Task prompt → Copy out all of the items below, changing "bounding boxes" to "box coordinates" wherever it appears and keeping everything else the same. Leave the pictures out.
### Extracted entries
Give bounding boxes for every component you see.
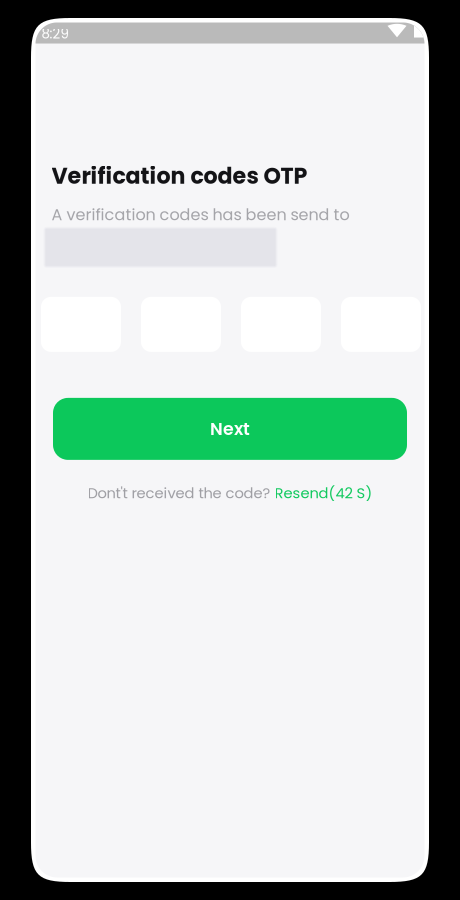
staticText: Verification codes OTP bbox=[52, 160, 308, 192]
staticText: Next bbox=[210, 417, 250, 441]
button[interactable]: Resend(42 S) bbox=[274, 483, 372, 503]
button[interactable]: Next bbox=[53, 398, 407, 460]
staticText: Resend(42 S) bbox=[274, 483, 372, 503]
staticText: 8:29 bbox=[42, 24, 68, 43]
staticText: A verification codes has been send to bbox=[52, 204, 350, 226]
staticText: Dont't received the code? bbox=[88, 483, 274, 503]
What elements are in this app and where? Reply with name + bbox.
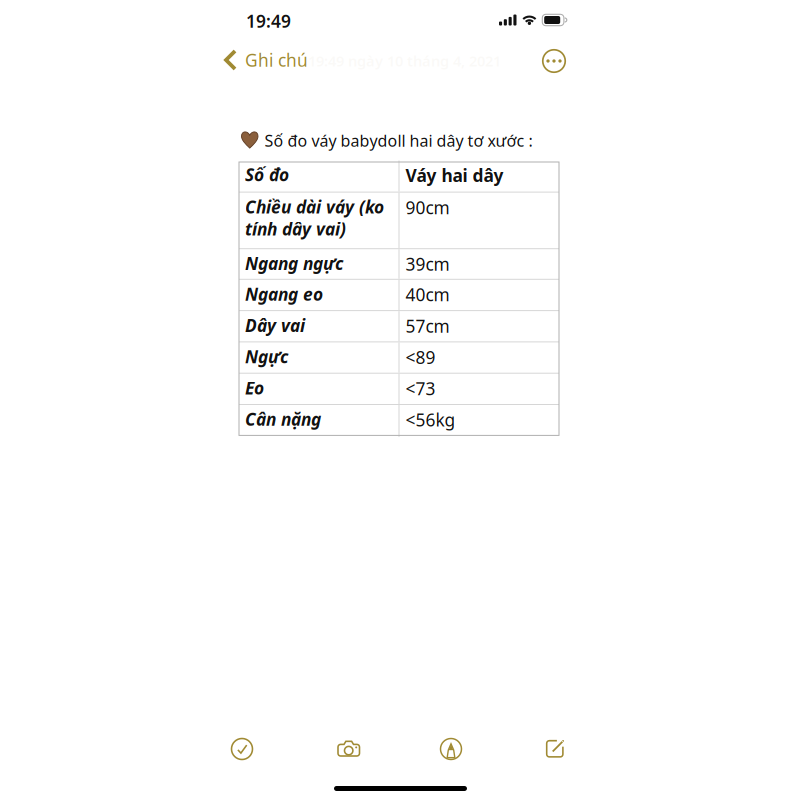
staticText: Cân nặng xyxy=(245,407,321,431)
staticText: Ngang eo xyxy=(245,282,323,306)
button[interactable]: New Note xyxy=(523,727,587,771)
staticText: Eo xyxy=(245,376,264,400)
staticText: <56kg xyxy=(406,408,456,431)
button[interactable]: Ghi chú xyxy=(224,43,308,77)
staticText: Ghi chú xyxy=(245,48,308,72)
button[interactable]: More xyxy=(542,49,566,73)
button[interactable]: Markup xyxy=(419,727,483,771)
staticText: Số đo váy babydoll hai dây tơ xước : xyxy=(264,130,532,151)
staticText: <89 xyxy=(406,346,436,369)
staticText: 57cm xyxy=(406,314,450,337)
button[interactable]: Camera xyxy=(317,727,381,771)
staticText: 19:49 xyxy=(246,10,291,32)
staticText: 90cm xyxy=(406,196,450,219)
staticText: Váy hai dây xyxy=(406,164,504,187)
staticText: tính dây vai) xyxy=(245,217,346,241)
staticText: <73 xyxy=(406,377,436,400)
staticText: 40cm xyxy=(406,283,450,306)
button[interactable]: Checklist xyxy=(210,727,274,771)
staticText: Ngực xyxy=(245,345,288,368)
staticText: Số đo xyxy=(245,163,289,186)
staticText: Chiều dài váy (ko xyxy=(245,195,384,218)
staticText: Ngang ngực xyxy=(245,252,343,275)
staticText: Dây vai xyxy=(245,313,305,337)
staticText: 39cm xyxy=(406,252,450,276)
######
Written solution →
Give box coordinates for every component you see.
staticText: Verification codes OTP bbox=[52, 160, 308, 192]
staticText: Next bbox=[210, 417, 250, 441]
button[interactable]: Resend(42 S) bbox=[274, 483, 372, 503]
button[interactable]: Next bbox=[53, 398, 407, 460]
staticText: Resend(42 S) bbox=[274, 483, 372, 503]
staticText: 8:29 bbox=[42, 24, 68, 43]
staticText: A verification codes has been send to bbox=[52, 204, 350, 226]
staticText: Dont't received the code? bbox=[88, 483, 274, 503]
What elements are in this app and where? Reply with name + bbox.
staticText: Cân nặng xyxy=(245,407,321,431)
staticText: Ngang eo xyxy=(245,282,323,306)
button[interactable]: New Note xyxy=(523,727,587,771)
staticText: Eo xyxy=(245,376,264,400)
staticText: <56kg xyxy=(406,408,456,431)
button[interactable]: Ghi chú xyxy=(224,43,308,77)
staticText: Ghi chú xyxy=(245,48,308,72)
button[interactable]: More xyxy=(542,49,566,73)
button[interactable]: Markup xyxy=(419,727,483,771)
staticText: Số đo váy babydoll hai dây tơ xước : xyxy=(264,130,532,151)
staticText: <89 xyxy=(406,346,436,369)
staticText: 57cm xyxy=(406,314,450,337)
button[interactable]: Camera xyxy=(317,727,381,771)
staticText: 19:49 xyxy=(246,10,291,32)
staticText: 90cm xyxy=(406,196,450,219)
staticText: Váy hai dây xyxy=(406,164,504,187)
staticText: tính dây vai) xyxy=(245,217,346,241)
staticText: <73 xyxy=(406,377,436,400)
staticText: 40cm xyxy=(406,283,450,306)
button[interactable]: Checklist xyxy=(210,727,274,771)
staticText: Ngực xyxy=(245,345,288,368)
staticText: Số đo xyxy=(245,163,289,186)
staticText: Chiều dài váy (ko xyxy=(245,195,384,218)
staticText: Ngang ngực xyxy=(245,252,343,275)
staticText: Dây vai xyxy=(245,313,305,337)
staticText: 39cm xyxy=(406,252,450,276)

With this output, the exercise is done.